- TASK DESCRIPTION: Duplicate the lines from the line with "gridline-y7: [43, 211, 778, 213]" up to and including the line with "y-axis-tick-label: 2: [24, 396, 36, 419]".
— Start EXTRACTED ENTRIES —
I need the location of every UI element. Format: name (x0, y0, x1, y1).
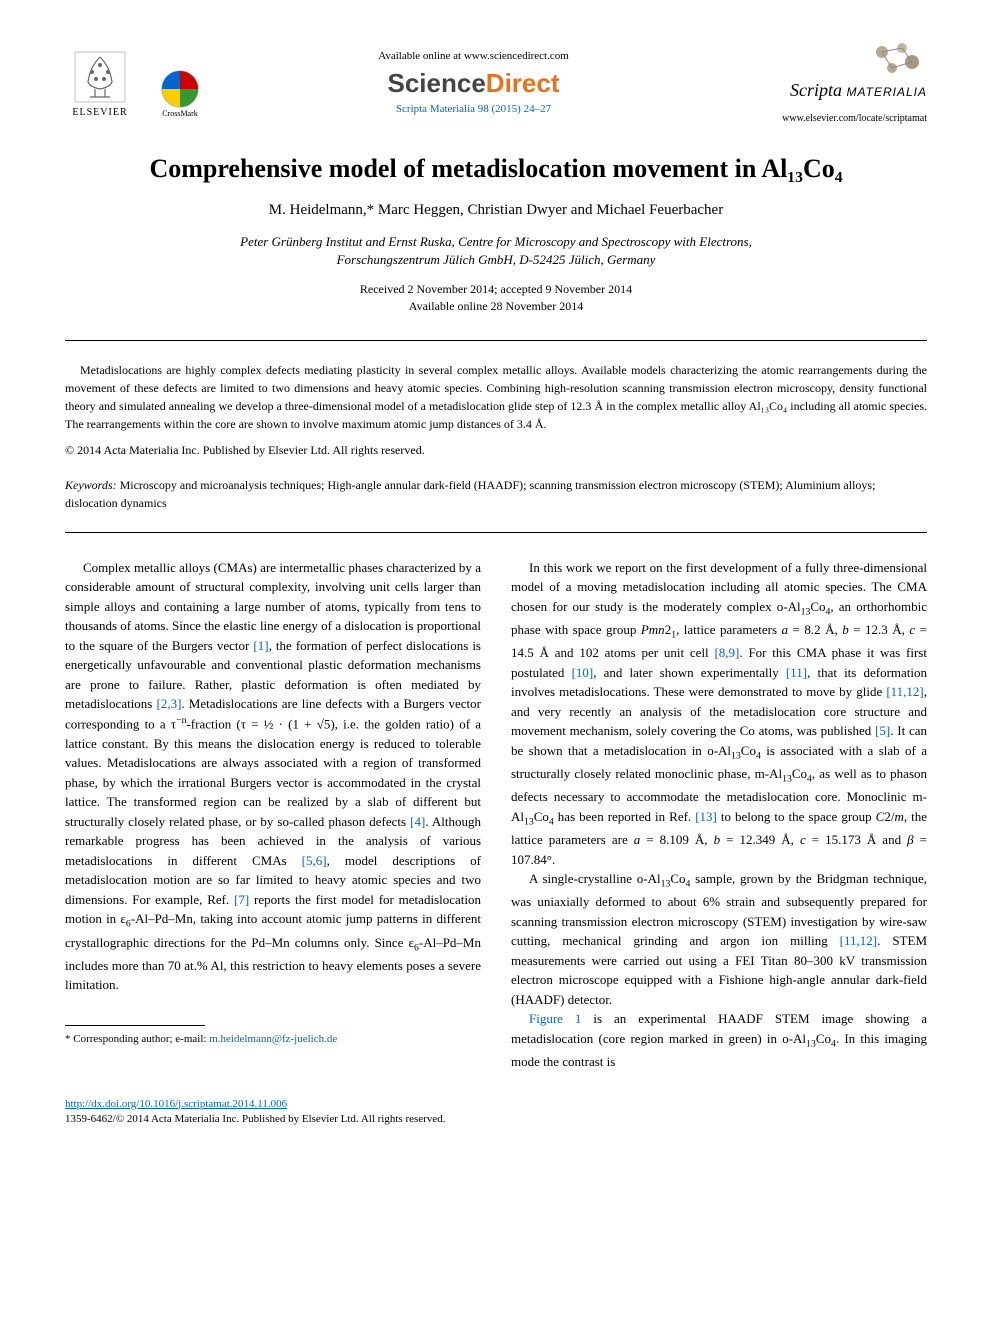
column-left: Complex metallic alloys (CMAs) are inter… (65, 558, 481, 1072)
crossmark-icon (160, 69, 200, 109)
scripta-text: Scripta (790, 80, 842, 100)
body-columns: Complex metallic alloys (CMAs) are inter… (65, 558, 927, 1072)
journal-logo: Scripta MATERIALIA www.elsevier.com/loca… (747, 40, 927, 124)
page-container: ELSEVIER CrossMark Available online at w… (0, 0, 992, 1177)
footnote-email[interactable]: m.heidelmann@fz-juelich.de (209, 1033, 337, 1045)
sd-prefix: Science (388, 68, 486, 98)
dates-line1: Received 2 November 2014; accepted 9 Nov… (65, 281, 927, 298)
center-header: Available online at www.sciencedirect.co… (200, 50, 747, 115)
sd-suffix: Direct (486, 68, 560, 98)
affiliation-line1: Peter Grünberg Institut and Ernst Ruska,… (65, 233, 927, 251)
materialia-text: MATERIALIA (847, 85, 927, 99)
footnote: * Corresponding author; e-mail: m.heidel… (65, 1031, 481, 1048)
affiliation-line2: Forschungszentrum Jülich GmbH, D-52425 J… (65, 251, 927, 269)
footnote-rule (65, 1025, 205, 1026)
authors-text: M. Heidelmann,* Marc Heggen, Christian D… (269, 202, 723, 218)
elsevier-tree-icon (70, 47, 130, 107)
keywords: Keywords: Microscopy and microanalysis t… (65, 476, 927, 512)
header-row: ELSEVIER CrossMark Available online at w… (65, 40, 927, 124)
article-title: Comprehensive model of metadislocation m… (65, 154, 927, 184)
column-right: In this work we report on the first deve… (511, 558, 927, 1072)
journal-ref-link[interactable]: Scripta Materialia 98 (2015) 24–27 (396, 103, 551, 115)
doi-link[interactable]: http://dx.doi.org/10.1016/j.scriptamat.2… (65, 1098, 287, 1110)
elsevier-logo: ELSEVIER (65, 47, 135, 118)
issn-text: 1359-6462/© 2014 Acta Materialia Inc. Pu… (65, 1112, 927, 1127)
abstract: Metadislocations are highly complex defe… (65, 361, 927, 433)
dates-line2: Available online 28 November 2014 (65, 298, 927, 315)
authors: M. Heidelmann,* Marc Heggen, Christian D… (65, 202, 927, 219)
keywords-label: Keywords: (65, 478, 117, 492)
journal-logo-title: Scripta MATERIALIA (790, 80, 927, 101)
col2-p3: Figure 1 is an experimental HAADF STEM i… (511, 1009, 927, 1071)
elsevier-text: ELSEVIER (72, 107, 127, 118)
crossmark-badge[interactable]: CrossMark (160, 69, 200, 118)
col2-p1: In this work we report on the first deve… (511, 558, 927, 869)
sciencedirect-logo: ScienceDirect (200, 68, 747, 99)
divider-top (65, 340, 927, 341)
keywords-text: Microscopy and microanalysis techniques;… (65, 478, 875, 510)
crossmark-text: CrossMark (162, 109, 198, 118)
copyright: © 2014 Acta Materialia Inc. Published by… (65, 443, 927, 458)
divider-bottom (65, 532, 927, 533)
footer: http://dx.doi.org/10.1016/j.scriptamat.2… (65, 1097, 927, 1128)
col2-p2: A single-crystalline o-Al13Co4 sample, g… (511, 869, 927, 1009)
journal-url: www.elsevier.com/locate/scriptamat (782, 113, 927, 124)
journal-reference: Scripta Materialia 98 (2015) 24–27 (200, 103, 747, 115)
footnote-label: * Corresponding author; e-mail: (65, 1033, 209, 1045)
col1-p1: Complex metallic alloys (CMAs) are inter… (65, 558, 481, 995)
dates: Received 2 November 2014; accepted 9 Nov… (65, 281, 927, 315)
materialia-icon (867, 40, 927, 80)
available-text: Available online at www.sciencedirect.co… (200, 50, 747, 62)
affiliation: Peter Grünberg Institut and Ernst Ruska,… (65, 233, 927, 269)
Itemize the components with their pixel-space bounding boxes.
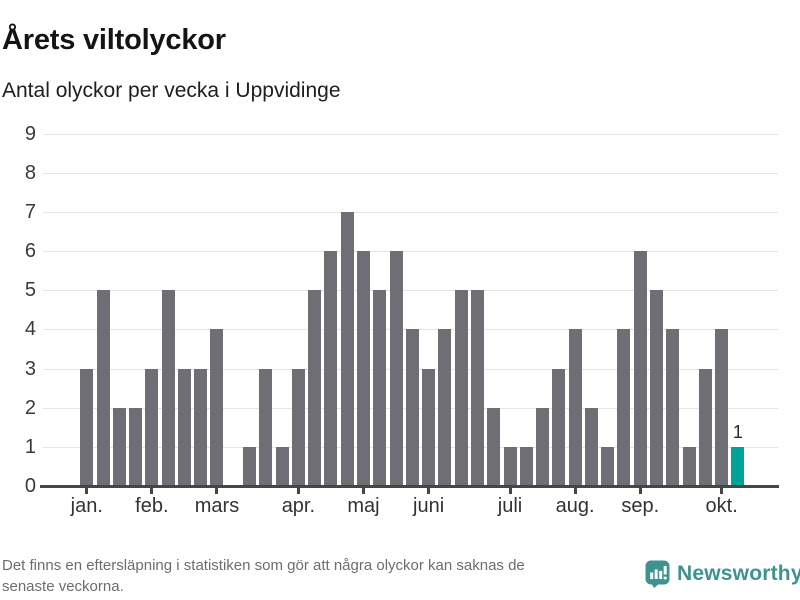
gridline-y7: [43, 211, 778, 213]
x-axis-tick-mars: [215, 488, 219, 494]
bar-week-34: [617, 329, 631, 485]
y-axis-tick-label: 9: [24, 122, 36, 145]
bar-week-28: [519, 446, 533, 485]
bar-week-8: [194, 368, 208, 485]
bar-week-1: [80, 368, 94, 485]
y-axis-tick-label: 8: [24, 161, 36, 184]
bar-week-3: [112, 407, 126, 485]
bar-week-22: [422, 368, 436, 485]
bar-week-33: [601, 446, 615, 485]
x-axis-tick-feb: [150, 488, 154, 494]
x-axis-label-feb: feb.: [135, 495, 169, 517]
bar-week-4: [129, 407, 143, 485]
gridline-y6: [43, 251, 778, 253]
bar-week-15: [308, 290, 322, 485]
y-axis-tick-label: 5: [24, 279, 36, 302]
bar-week-13: [275, 446, 289, 485]
bar-week-14: [291, 368, 305, 485]
bar-week-18: [357, 251, 370, 485]
x-axis-tick-juli: [508, 488, 512, 494]
x-axis-label-mars: mars: [194, 495, 240, 517]
bar-week-40: [715, 329, 729, 485]
bar-week-27: [503, 446, 517, 485]
y-axis-tick-label: 6: [24, 240, 36, 263]
x-axis-tick-jan: [85, 488, 89, 494]
gridline-y5: [43, 290, 778, 292]
x-axis-label-jan: jan.: [70, 495, 103, 517]
bar-week-6: [161, 290, 175, 485]
x-axis-label-okt: okt.: [705, 495, 738, 517]
bar-week-38: [682, 446, 696, 485]
chart-subtitle: Antal olyckor per vecka i Uppvidinge: [2, 79, 341, 102]
x-axis-tick-sep: [638, 488, 642, 494]
bar-week-2: [96, 290, 110, 485]
chart-title: Årets viltolyckor: [2, 24, 226, 57]
bar-week-19: [373, 290, 387, 485]
gridline-y9: [43, 133, 778, 135]
x-axis-label-aug: aug.: [555, 495, 595, 517]
bar-week-29: [536, 407, 550, 485]
footnote-line-2: senaste veckorna.: [2, 578, 124, 595]
bar-week-21: [405, 329, 419, 485]
y-axis-tick-label: 0: [24, 475, 36, 497]
bar-week-32: [584, 407, 598, 485]
bar-week-7: [177, 368, 191, 485]
y-axis-tick-label: 3: [24, 357, 36, 380]
bar-week-23: [438, 329, 452, 485]
y-axis-tick-label: 7: [24, 200, 36, 223]
footnote-line-1: Det finns en eftersläpning i statistiken…: [2, 557, 525, 574]
bar-week-39: [698, 368, 712, 485]
bar-week-26: [487, 407, 501, 485]
bar-week-24: [454, 290, 468, 485]
highlight-value-label: 1: [732, 421, 743, 442]
bar-chart: 1 0 1 2 3 4 5 6 7 8 9 jan. feb. mars apr. maj juni juli a…: [24, 122, 779, 517]
bar-week-30: [552, 368, 566, 485]
gridline-y8: [43, 172, 778, 174]
y-axis-tick-label: 2: [24, 396, 36, 419]
newsworthy-wordmark: Newsworthy: [677, 562, 800, 585]
bar-week-25: [470, 290, 484, 485]
y-axis-tick-label: 1: [24, 435, 36, 458]
newsworthy-bubble-chart-icon: [645, 560, 670, 588]
bar-week-12: [259, 368, 273, 485]
x-axis-tick-apr: [296, 488, 300, 494]
bar-week-36: [650, 290, 664, 485]
x-axis-tick-juni: [427, 488, 431, 494]
x-axis-label-sep: sep.: [621, 495, 660, 517]
bar-week-17: [340, 211, 354, 485]
x-axis-line: [40, 485, 779, 488]
y-axis-tick-label: 4: [24, 318, 36, 341]
bar-week-20: [389, 251, 403, 485]
x-axis-tick-okt: [720, 488, 724, 494]
bar-week-5: [145, 368, 159, 485]
x-axis-tick-maj: [362, 488, 365, 494]
x-axis-label-apr: apr.: [281, 495, 316, 517]
bar-week-16: [324, 251, 338, 485]
bar-week-9: [210, 329, 224, 485]
newsworthy-logo: Newsworthy: [645, 560, 800, 588]
x-axis-label-juni: juni: [413, 495, 445, 517]
bar-week-41: [731, 446, 745, 485]
bar-week-37: [666, 329, 680, 485]
x-axis-label-maj: maj: [347, 495, 380, 517]
bar-week-31: [568, 329, 582, 485]
bar-week-11: [243, 446, 257, 485]
x-axis-label-juli: juli: [497, 495, 523, 517]
footnote: Det finns en eftersläpning i statistiken…: [2, 555, 525, 597]
x-axis-tick-aug: [573, 488, 577, 494]
bar-week-35: [633, 251, 647, 485]
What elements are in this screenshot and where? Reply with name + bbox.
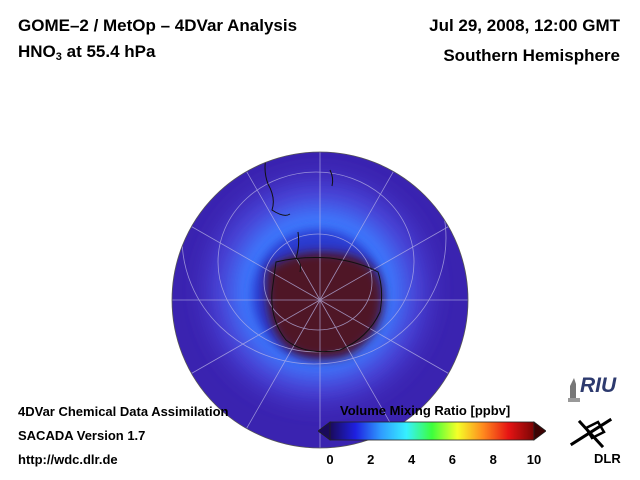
hno3-core bbox=[266, 251, 383, 359]
map-subtitle: HNO3 at 55.4 hPa bbox=[18, 42, 155, 63]
coastlines bbox=[264, 152, 383, 353]
footer-url[interactable]: http://wdc.dlr.de bbox=[18, 452, 118, 467]
colorbar-tick-label: 8 bbox=[489, 452, 497, 467]
map-date: Jul 29, 2008, 12:00 GMT bbox=[429, 16, 620, 35]
colorbar-tick-label: 2 bbox=[367, 452, 375, 467]
species-name: HNO bbox=[18, 42, 56, 61]
colorbar-right-arrow bbox=[533, 421, 546, 441]
colorbar-scale bbox=[329, 421, 535, 441]
dlr-logo-text: DLR bbox=[594, 451, 621, 466]
colorbar-tick-label: 6 bbox=[448, 452, 457, 467]
pressure-level: at 55.4 hPa bbox=[61, 42, 156, 61]
riu-logo-text: RIU bbox=[580, 374, 617, 397]
colorbar-title: Volume Mixing Ratio [ppbv] bbox=[340, 403, 511, 418]
species-subscript: 3 bbox=[55, 51, 62, 63]
riu-logo-icon bbox=[568, 378, 580, 402]
colorbar-left-arrow bbox=[318, 421, 331, 441]
map-region: Southern Hemisphere bbox=[443, 46, 620, 65]
colorbar-tick-label: 4 bbox=[407, 452, 416, 467]
colorbar-tick-label: 10 bbox=[526, 452, 542, 467]
footer-system: 4DVar Chemical Data Assimilation bbox=[18, 404, 229, 419]
dlr-logo-icon bbox=[569, 417, 613, 449]
colorbar bbox=[318, 421, 546, 441]
map-title: GOME–2 / MetOp – 4DVar Analysis bbox=[18, 16, 298, 35]
colorbar-tick-label: 0 bbox=[326, 452, 334, 467]
footer-version: SACADA Version 1.7 bbox=[18, 428, 146, 443]
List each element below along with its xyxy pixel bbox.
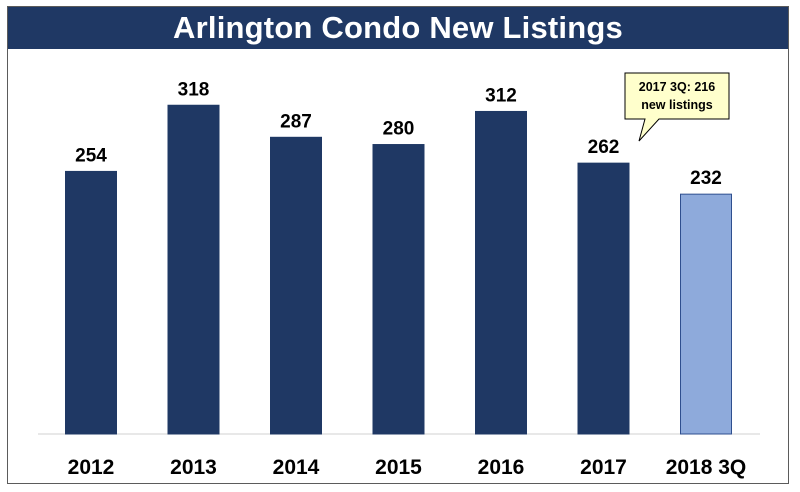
title-bar: Arlington Condo New Listings <box>8 7 788 49</box>
data-label: 254 <box>75 145 107 166</box>
callout-text-line: 2017 3Q: 216 <box>639 80 715 94</box>
bar-chart: 2542012318201328720142802015312201626220… <box>38 72 760 479</box>
bar-2015 <box>372 144 425 435</box>
bar-2016 <box>475 110 527 435</box>
data-label: 232 <box>690 168 722 189</box>
bar-2013 <box>167 104 220 435</box>
category-label: 2015 <box>375 456 422 479</box>
chart-title: Arlington Condo New Listings <box>173 10 623 45</box>
category-label: 2013 <box>170 456 217 479</box>
data-label: 287 <box>280 111 312 132</box>
data-label: 280 <box>383 119 415 140</box>
callout-box <box>624 72 730 142</box>
category-label: 2018 3Q <box>666 456 747 479</box>
data-label: 262 <box>588 137 620 158</box>
chart-frame: Arlington Condo New Listings 254 2012 318 2… <box>7 6 789 484</box>
callout-text-line: new listings <box>641 98 713 112</box>
data-label: 312 <box>485 85 517 106</box>
bar-2017 <box>577 162 630 435</box>
category-label: 2014 <box>273 456 320 479</box>
category-label: 2017 <box>580 456 627 479</box>
category-label: 2012 <box>68 456 115 479</box>
bar-2018-3q <box>680 193 732 435</box>
data-label: 318 <box>178 79 210 100</box>
bar-2012 <box>65 170 117 435</box>
category-label: 2016 <box>478 456 525 479</box>
callout-annotation: 2017 3Q: 216 new listings <box>624 72 730 142</box>
bar-2014 <box>270 136 322 435</box>
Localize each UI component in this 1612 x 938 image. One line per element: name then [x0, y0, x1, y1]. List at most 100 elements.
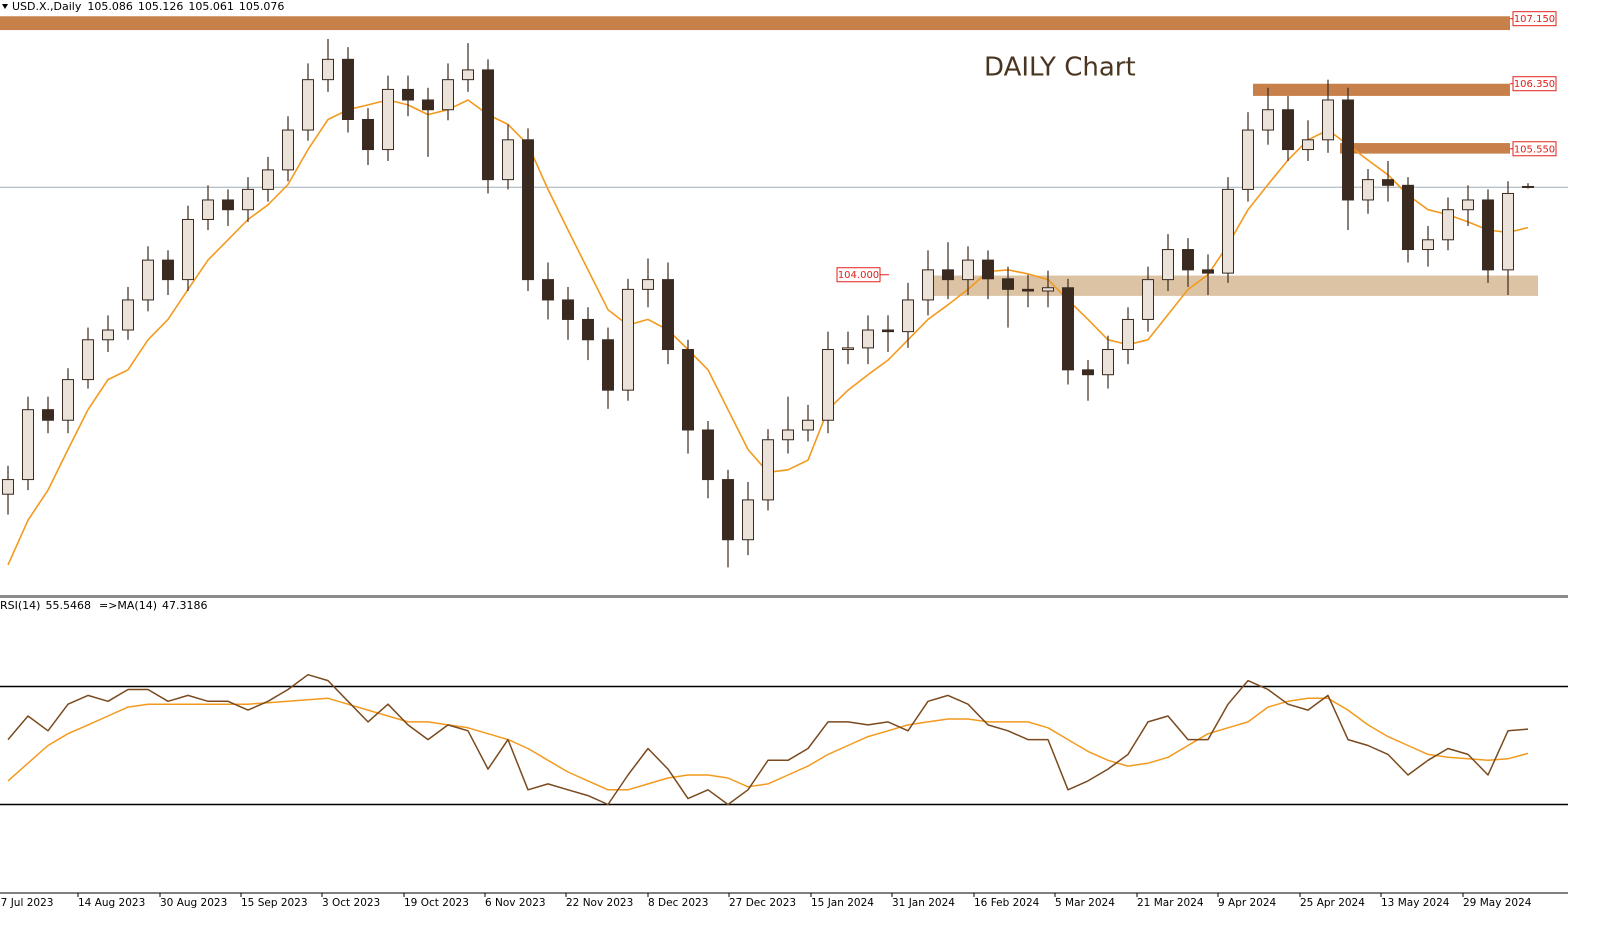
— End EXTRACTED ENTRIES —
- RESULT:
gridline-y7: [43, 211, 778, 213]
x-axis-tick-mars: [215, 488, 219, 494]
bar-week-34: [617, 329, 631, 485]
y-axis-tick-label: 9: [24, 122, 36, 145]
bar-week-28: [519, 446, 533, 485]
bar-week-8: [194, 368, 208, 485]
bar-week-1: [80, 368, 94, 485]
y-axis-tick-label: 8: [24, 161, 36, 184]
bar-week-3: [112, 407, 126, 485]
bar-week-22: [422, 368, 436, 485]
bar-week-33: [601, 446, 615, 485]
x-axis-tick-feb: [150, 488, 154, 494]
x-axis-label-feb: feb.: [135, 495, 169, 517]
bar-week-4: [129, 407, 143, 485]
gridline-y6: [43, 251, 778, 253]
bar-week-15: [308, 290, 322, 485]
y-axis-tick-label: 5: [24, 279, 36, 302]
bar-week-13: [275, 446, 289, 485]
bar-week-14: [291, 368, 305, 485]
bar-week-18: [357, 251, 370, 485]
x-axis-tick-juli: [508, 488, 512, 494]
x-axis-label-mars: mars: [194, 495, 240, 517]
bar-week-40: [715, 329, 729, 485]
bar-week-27: [503, 446, 517, 485]
y-axis-tick-label: 6: [24, 240, 36, 263]
x-axis-tick-jan: [85, 488, 89, 494]
gridline-y5: [43, 290, 778, 292]
x-axis-label-jan: jan.: [70, 495, 103, 517]
bar-week-6: [161, 290, 175, 485]
x-axis-label-okt: okt.: [705, 495, 738, 517]
bar-week-38: [682, 446, 696, 485]
chart-subtitle: Antal olyckor per vecka i Uppvidinge: [2, 79, 341, 102]
x-axis-tick-sep: [638, 488, 642, 494]
bar-week-2: [96, 290, 110, 485]
chart-title: Årets viltolyckor: [2, 24, 226, 57]
bar-week-19: [373, 290, 387, 485]
gridline-y9: [43, 133, 778, 135]
x-axis-label-aug: aug.: [555, 495, 595, 517]
bar-week-29: [536, 407, 550, 485]
footnote-line-2: senaste veckorna.: [2, 578, 124, 595]
bar-week-21: [405, 329, 419, 485]
y-axis-tick-label: 0: [24, 475, 36, 497]
bar-week-32: [584, 407, 598, 485]
bar-week-7: [177, 368, 191, 485]
y-axis-tick-label: 3: [24, 357, 36, 380]
bar-week-23: [438, 329, 452, 485]
y-axis-tick-label: 7: [24, 200, 36, 223]
footnote-line-1: Det finns en eftersläpning i statistiken…: [2, 557, 525, 574]
bar-week-39: [698, 368, 712, 485]
bar-week-26: [487, 407, 501, 485]
bar-week-24: [454, 290, 468, 485]
highlight-value-label: 1: [732, 421, 743, 442]
bar-chart: 1 0 1 2 3 4 5 6 7 8 9 jan. feb. mars apr. maj juni juli a…: [24, 122, 779, 517]
bar-week-30: [552, 368, 566, 485]
gridline-y8: [43, 172, 778, 174]
y-axis-tick-label: 2: [24, 396, 36, 419]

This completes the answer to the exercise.